----- DATA LINES
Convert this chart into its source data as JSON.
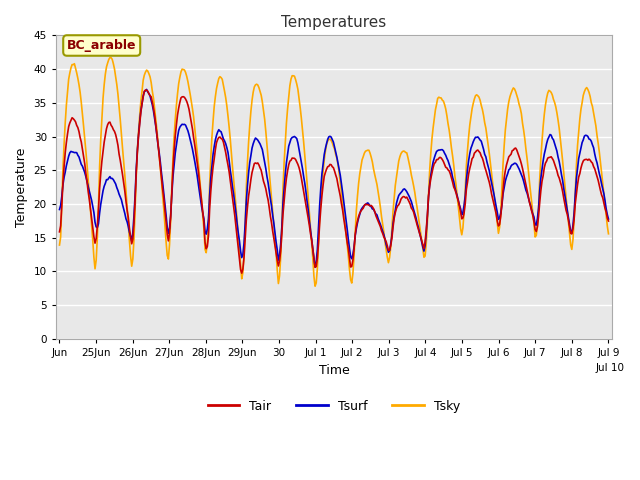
{
  "title": "Temperatures",
  "xlabel": "Time",
  "ylabel": "Temperature",
  "ylim": [
    0,
    45
  ],
  "yticks": [
    0,
    5,
    10,
    15,
    20,
    25,
    30,
    35,
    40,
    45
  ],
  "background_color": "#e8e8e8",
  "figure_color": "#ffffff",
  "grid_color": "#ffffff",
  "annotation_text": "BC_arable",
  "annotation_bg": "#ffffcc",
  "annotation_border": "#999900",
  "annotation_text_color": "#8b0000",
  "line_colors": {
    "Tair": "#cc0000",
    "Tsurf": "#0000cc",
    "Tsky": "#ffaa00"
  },
  "line_widths": {
    "Tair": 1.2,
    "Tsurf": 1.2,
    "Tsky": 1.2
  },
  "date_labels": [
    "Jun\n25",
    "Jun\n26",
    "Jun\n27",
    "Jun\n28",
    "Jun\n29",
    "Jun\n30",
    "Jul\n1",
    "Jul\n2",
    "Jul\n3",
    "Jul\n4",
    "Jul\n5",
    "Jul\n6",
    "Jul\n7",
    "Jul\n8",
    "Jul\n9",
    "Jul\n10"
  ],
  "first_label": "Jun",
  "n_points": 480,
  "tair_mins": [
    13,
    13,
    13,
    15,
    8,
    10,
    10,
    9,
    13,
    12,
    18,
    16,
    16,
    14,
    17,
    17
  ],
  "tair_maxs": [
    33,
    32,
    37,
    36,
    30,
    26,
    27,
    26,
    20,
    21,
    27,
    28,
    28,
    27,
    27,
    19
  ],
  "tsurf_mins": [
    18,
    14,
    14,
    16,
    11,
    11,
    10,
    10,
    13,
    12,
    18,
    17,
    17,
    14,
    17,
    17
  ],
  "tsurf_maxs": [
    28,
    24,
    37,
    32,
    31,
    30,
    30,
    30,
    20,
    22,
    28,
    30,
    26,
    30,
    30,
    17
  ],
  "tsky_mins": [
    9,
    9,
    9,
    14,
    7,
    7,
    6,
    6,
    10,
    10,
    14,
    15,
    15,
    11,
    14,
    15
  ],
  "tsky_maxs": [
    41,
    42,
    40,
    40,
    39,
    38,
    39,
    30,
    28,
    28,
    36,
    36,
    37,
    37,
    37,
    16
  ]
}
----------
▶ _WHAT THE TASK REQUIRES_: Go through the entries above and pull out each line with "ffffff" in it.

▶ _ANSWER TO THIS PROBLEM_:
  "figure_color": "#ffffff",
  "grid_color": "#ffffff",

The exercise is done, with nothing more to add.